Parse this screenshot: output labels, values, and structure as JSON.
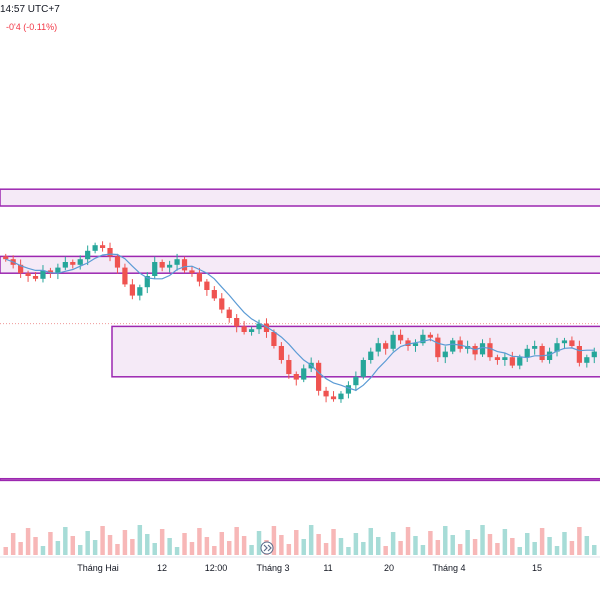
{
  "header": {
    "time_text": "14:57 UTC+7",
    "change_text": "-0'4 (-0.11%)"
  },
  "colors": {
    "up": "#26a69a",
    "down": "#ef5350",
    "ma": "#5b9bd5",
    "zone_border": "#9c27b0",
    "zone_fill": "#f3e5f5",
    "vol_up": "#a7dcd7",
    "vol_down": "#f7b7b7",
    "ref_line": "#ef9a9a"
  },
  "icons": {
    "scroll_marker": "double-chevron-right-icon"
  },
  "chart_data": {
    "type": "candlestick",
    "title": "",
    "x_ticks": [
      "Tháng Hai",
      "12",
      "12:00",
      "Tháng 3",
      "11",
      "20",
      "Tháng 4",
      "15"
    ],
    "price_range": [
      475,
      610
    ],
    "grid": false,
    "zones": [
      {
        "low": 590,
        "high": 596
      },
      {
        "low": 566,
        "high": 572
      },
      {
        "low": 529,
        "high": 547
      },
      {
        "low": 492,
        "high": 492.6
      }
    ],
    "reference_price": 548,
    "closes": [
      571,
      569,
      566,
      565,
      564,
      567,
      566,
      568,
      570,
      569,
      571,
      574,
      576,
      575,
      572,
      568,
      562,
      558,
      561,
      565,
      570,
      568,
      569,
      571,
      567,
      566,
      563,
      560,
      557,
      553,
      550,
      547,
      545,
      546,
      548,
      545,
      540,
      535,
      530,
      528,
      532,
      534,
      524,
      522,
      521,
      523,
      526,
      529,
      535,
      538,
      541,
      539,
      544,
      542,
      540,
      541,
      544,
      543,
      536,
      538,
      542,
      539,
      540,
      537,
      541,
      536,
      535,
      536,
      533,
      536,
      539,
      540,
      535,
      538,
      541,
      542,
      540,
      534,
      536,
      538
    ]
  }
}
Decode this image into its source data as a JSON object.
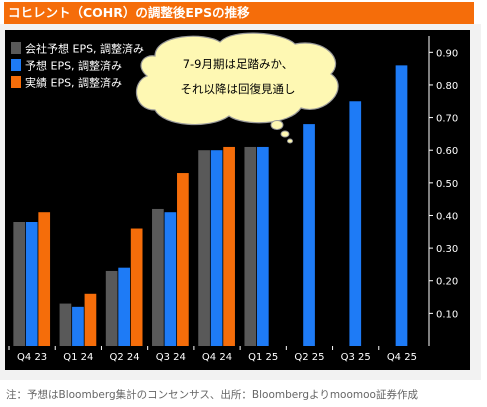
{
  "title": "コヒレント（COHR）の調整後EPSの推移",
  "footnote": "注：予想はBloomberg集計のコンセンサス、出所：Bloombergよりmoomoo証券作成",
  "callout": {
    "line1": "7-9月期は足踏みか、",
    "line2": "それ以降は回復見通し"
  },
  "colors": {
    "company": "#595959",
    "consensus": "#1e7bf6",
    "actual": "#f56d0a",
    "header": "#f56d0a",
    "background": "#000000"
  },
  "chart_data": {
    "type": "bar",
    "title": "コヒレント（COHR）の調整後EPSの推移",
    "categories": [
      "Q4 23",
      "Q1 24",
      "Q2 24",
      "Q3 24",
      "Q4 24",
      "Q1 25",
      "Q2 25",
      "Q3 25",
      "Q4 25"
    ],
    "series": [
      {
        "name": "会社予想 EPS, 調整済み",
        "color": "#595959",
        "values": [
          0.38,
          0.13,
          0.23,
          0.42,
          0.6,
          0.61,
          null,
          null,
          null
        ]
      },
      {
        "name": "予想 EPS, 調整済み",
        "color": "#1e7bf6",
        "values": [
          0.38,
          0.12,
          0.24,
          0.41,
          0.6,
          0.61,
          0.68,
          0.75,
          0.86
        ]
      },
      {
        "name": "実績 EPS, 調整済み",
        "color": "#f56d0a",
        "values": [
          0.41,
          0.16,
          0.36,
          0.53,
          0.61,
          null,
          null,
          null,
          null
        ]
      }
    ],
    "ylim": [
      0,
      0.95
    ],
    "yticks": [
      "0.10",
      "0.20",
      "0.30",
      "0.40",
      "0.50",
      "0.60",
      "0.70",
      "0.80",
      "0.90"
    ],
    "y_axis_side": "right",
    "legend_placement": "top-left",
    "grid": false,
    "xlabel": "",
    "ylabel": ""
  }
}
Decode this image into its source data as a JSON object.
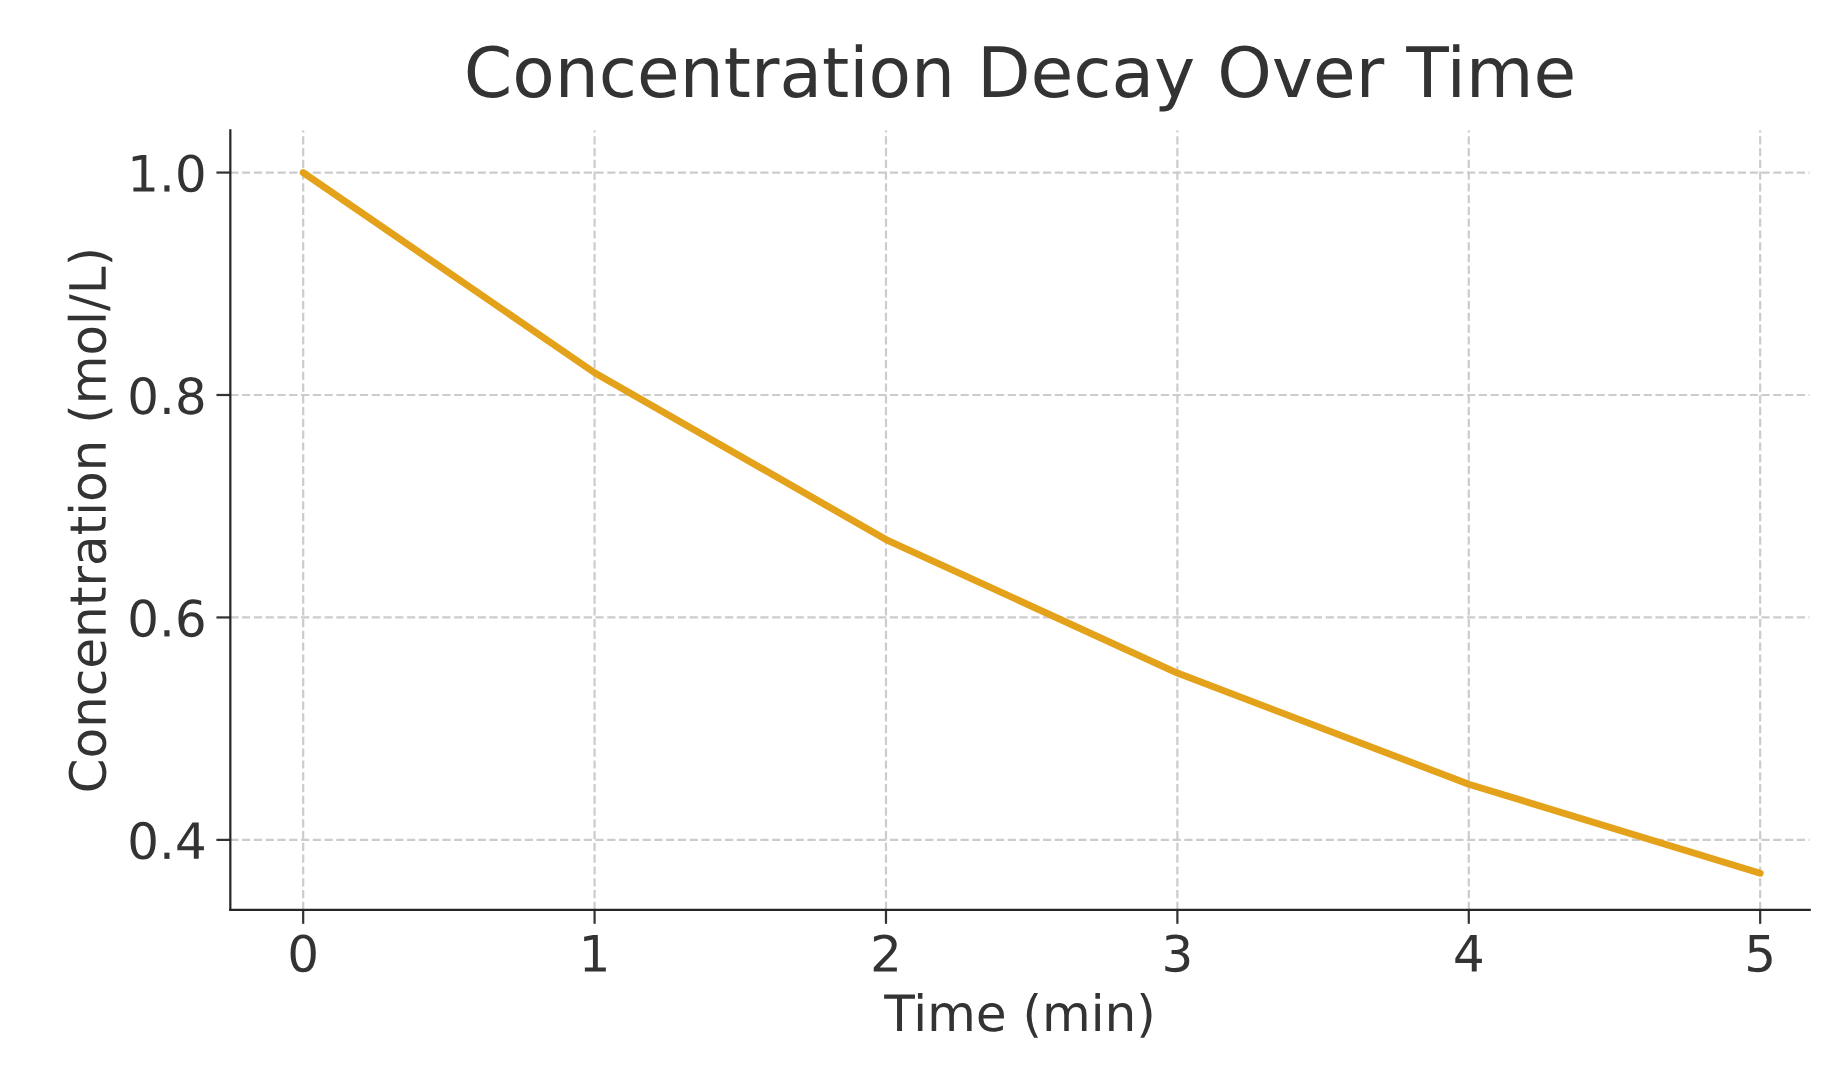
{
  "chart_data": {
    "type": "line",
    "title": "Concentration Decay Over Time",
    "xlabel": "Time (min)",
    "ylabel": "Concentration (mol/L)",
    "x": [
      0,
      1,
      2,
      3,
      4,
      5
    ],
    "series": [
      {
        "color": "#e3a21a",
        "values": [
          1.0,
          0.82,
          0.67,
          0.55,
          0.45,
          0.37
        ]
      }
    ],
    "xlim": [
      -0.25,
      5.17
    ],
    "ylim": [
      0.337,
      1.038
    ],
    "xticks": [
      0,
      1,
      2,
      3,
      4,
      5
    ],
    "yticks": [
      {
        "value": 0.4,
        "label": "0.4"
      },
      {
        "value": 0.6,
        "label": "0.6"
      },
      {
        "value": 0.8,
        "label": "0.8"
      },
      {
        "value": 1.0,
        "label": "1.0"
      }
    ],
    "grid": true,
    "line_style": "solid"
  }
}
........
» **Problem**
Print the whole listing above once more, word for word, without its pictures.

» **Answer below**
Parse this screenshot: output labels, values, and structure as JSON.
{
  "header": {
    "time_text": "14:57 UTC+7",
    "change_text": "-0'4 (-0.11%)"
  },
  "colors": {
    "up": "#26a69a",
    "down": "#ef5350",
    "ma": "#5b9bd5",
    "zone_border": "#9c27b0",
    "zone_fill": "#f3e5f5",
    "vol_up": "#a7dcd7",
    "vol_down": "#f7b7b7",
    "ref_line": "#ef9a9a"
  },
  "icons": {
    "scroll_marker": "double-chevron-right-icon"
  },
  "chart_data": {
    "type": "candlestick",
    "title": "",
    "x_ticks": [
      "Tháng Hai",
      "12",
      "12:00",
      "Tháng 3",
      "11",
      "20",
      "Tháng 4",
      "15"
    ],
    "price_range": [
      475,
      610
    ],
    "grid": false,
    "zones": [
      {
        "low": 590,
        "high": 596
      },
      {
        "low": 566,
        "high": 572
      },
      {
        "low": 529,
        "high": 547
      },
      {
        "low": 492,
        "high": 492.6
      }
    ],
    "reference_price": 548,
    "closes": [
      571,
      569,
      566,
      565,
      564,
      567,
      566,
      568,
      570,
      569,
      571,
      574,
      576,
      575,
      572,
      568,
      562,
      558,
      561,
      565,
      570,
      568,
      569,
      571,
      567,
      566,
      563,
      560,
      557,
      553,
      550,
      547,
      545,
      546,
      548,
      545,
      540,
      535,
      530,
      528,
      532,
      534,
      524,
      522,
      521,
      523,
      526,
      529,
      535,
      538,
      541,
      539,
      544,
      542,
      540,
      541,
      544,
      543,
      536,
      538,
      542,
      539,
      540,
      537,
      541,
      536,
      535,
      536,
      533,
      536,
      539,
      540,
      535,
      538,
      541,
      542,
      540,
      534,
      536,
      538
    ]
  }
}
Decode this image into its source data as a JSON object.
{
  "title": "コヒレント（COHR）の調整後EPSの推移",
  "footnote": "注：予想はBloomberg集計のコンセンサス、出所：Bloombergよりmoomoo証券作成",
  "callout": {
    "line1": "7-9月期は足踏みか、",
    "line2": "それ以降は回復見通し"
  },
  "colors": {
    "company": "#595959",
    "consensus": "#1e7bf6",
    "actual": "#f56d0a",
    "header": "#f56d0a",
    "background": "#000000"
  },
  "chart_data": {
    "type": "bar",
    "title": "コヒレント（COHR）の調整後EPSの推移",
    "categories": [
      "Q4 23",
      "Q1 24",
      "Q2 24",
      "Q3 24",
      "Q4 24",
      "Q1 25",
      "Q2 25",
      "Q3 25",
      "Q4 25"
    ],
    "series": [
      {
        "name": "会社予想 EPS, 調整済み",
        "color": "#595959",
        "values": [
          0.38,
          0.13,
          0.23,
          0.42,
          0.6,
          0.61,
          null,
          null,
          null
        ]
      },
      {
        "name": "予想 EPS, 調整済み",
        "color": "#1e7bf6",
        "values": [
          0.38,
          0.12,
          0.24,
          0.41,
          0.6,
          0.61,
          0.68,
          0.75,
          0.86
        ]
      },
      {
        "name": "実績 EPS, 調整済み",
        "color": "#f56d0a",
        "values": [
          0.41,
          0.16,
          0.36,
          0.53,
          0.61,
          null,
          null,
          null,
          null
        ]
      }
    ],
    "ylim": [
      0,
      0.95
    ],
    "yticks": [
      "0.10",
      "0.20",
      "0.30",
      "0.40",
      "0.50",
      "0.60",
      "0.70",
      "0.80",
      "0.90"
    ],
    "y_axis_side": "right",
    "legend_placement": "top-left",
    "grid": false,
    "xlabel": "",
    "ylabel": ""
  }
}
Decode this image into its source data as a JSON object.
{
  "chart_data": {
    "type": "line",
    "title": "Concentration Decay Over Time",
    "xlabel": "Time (min)",
    "ylabel": "Concentration (mol/L)",
    "x": [
      0,
      1,
      2,
      3,
      4,
      5
    ],
    "series": [
      {
        "color": "#e3a21a",
        "values": [
          1.0,
          0.82,
          0.67,
          0.55,
          0.45,
          0.37
        ]
      }
    ],
    "xlim": [
      -0.25,
      5.17
    ],
    "ylim": [
      0.337,
      1.038
    ],
    "xticks": [
      0,
      1,
      2,
      3,
      4,
      5
    ],
    "yticks": [
      {
        "value": 0.4,
        "label": "0.4"
      },
      {
        "value": 0.6,
        "label": "0.6"
      },
      {
        "value": 0.8,
        "label": "0.8"
      },
      {
        "value": 1.0,
        "label": "1.0"
      }
    ],
    "grid": true,
    "line_style": "solid"
  }
}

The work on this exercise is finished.